### [Source material]
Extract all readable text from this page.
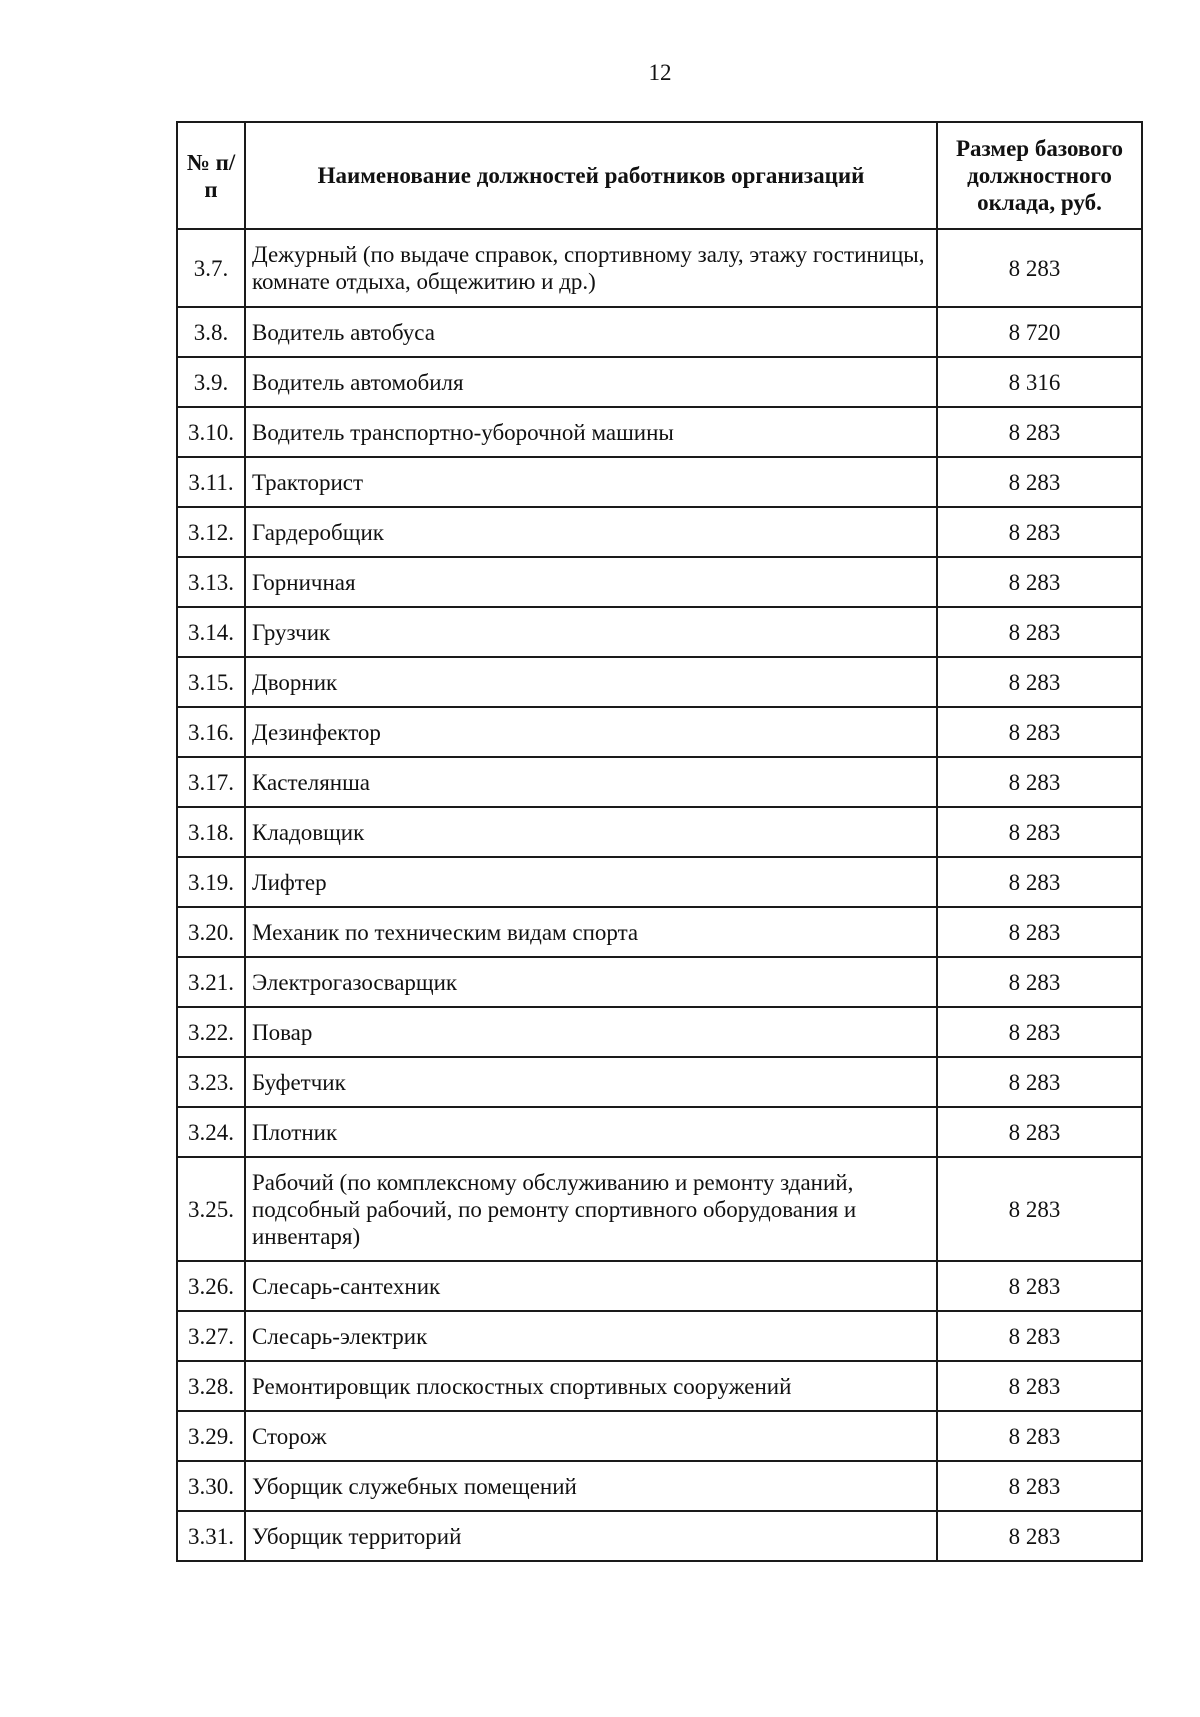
12
№ п/п	Наименование должностей работников организаций	Размер базового должностного оклада, руб.
3.7.	Дежурный (по выдаче справок, спортивному залу, этажу гостиницы, комнате отдыха, общежитию и др.)	8 283
3.8.	Водитель автобуса	8 720
3.9.	Водитель автомобиля	8 316
3.10.	Водитель транспортно-уборочной машины	8 283
3.11.	Тракторист	8 283
3.12.	Гардеробщик	8 283
3.13.	Горничная	8 283
3.14.	Грузчик	8 283
3.15.	Дворник	8 283
3.16.	Дезинфектор	8 283
3.17.	Кастелянша	8 283
3.18.	Кладовщик	8 283
3.19.	Лифтер	8 283
3.20.	Механик по техническим видам спорта	8 283
3.21.	Электрогазосварщик	8 283
3.22.	Повар	8 283
3.23.	Буфетчик	8 283
3.24.	Плотник	8 283
3.25.	Рабочий (по комплексному обслуживанию и ремонту зданий, подсобный рабочий, по ремонту спортивного оборудования и инвентаря)	8 283
3.26.	Слесарь-сантехник	8 283
3.27.	Слесарь-электрик	8 283
3.28.	Ремонтировщик плоскостных спортивных сооружений	8 283
3.29.	Сторож	8 283
3.30.	Уборщик служебных помещений	8 283
3.31.	Уборщик территорий	8 283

### [Set exercise]
Repeat the data exactly, dropping every picture it holds.

### [The solution]
Extract all readable text from this page.
12
№ п/п	Наименование должностей работников организаций	Размер базового должностного оклада, руб.
3.7.	Дежурный (по выдаче справок, спортивному залу, этажу гостиницы, комнате отдыха, общежитию и др.)	8 283
3.8.	Водитель автобуса	8 720
3.9.	Водитель автомобиля	8 316
3.10.	Водитель транспортно-уборочной машины	8 283
3.11.	Тракторист	8 283
3.12.	Гардеробщик	8 283
3.13.	Горничная	8 283
3.14.	Грузчик	8 283
3.15.	Дворник	8 283
3.16.	Дезинфектор	8 283
3.17.	Кастелянша	8 283
3.18.	Кладовщик	8 283
3.19.	Лифтер	8 283
3.20.	Механик по техническим видам спорта	8 283
3.21.	Электрогазосварщик	8 283
3.22.	Повар	8 283
3.23.	Буфетчик	8 283
3.24.	Плотник	8 283
3.25.	Рабочий (по комплексному обслуживанию и ремонту зданий, подсобный рабочий, по ремонту спортивного оборудования и инвентаря)	8 283
3.26.	Слесарь-сантехник	8 283
3.27.	Слесарь-электрик	8 283
3.28.	Ремонтировщик плоскостных спортивных сооружений	8 283
3.29.	Сторож	8 283
3.30.	Уборщик служебных помещений	8 283
3.31.	Уборщик территорий	8 283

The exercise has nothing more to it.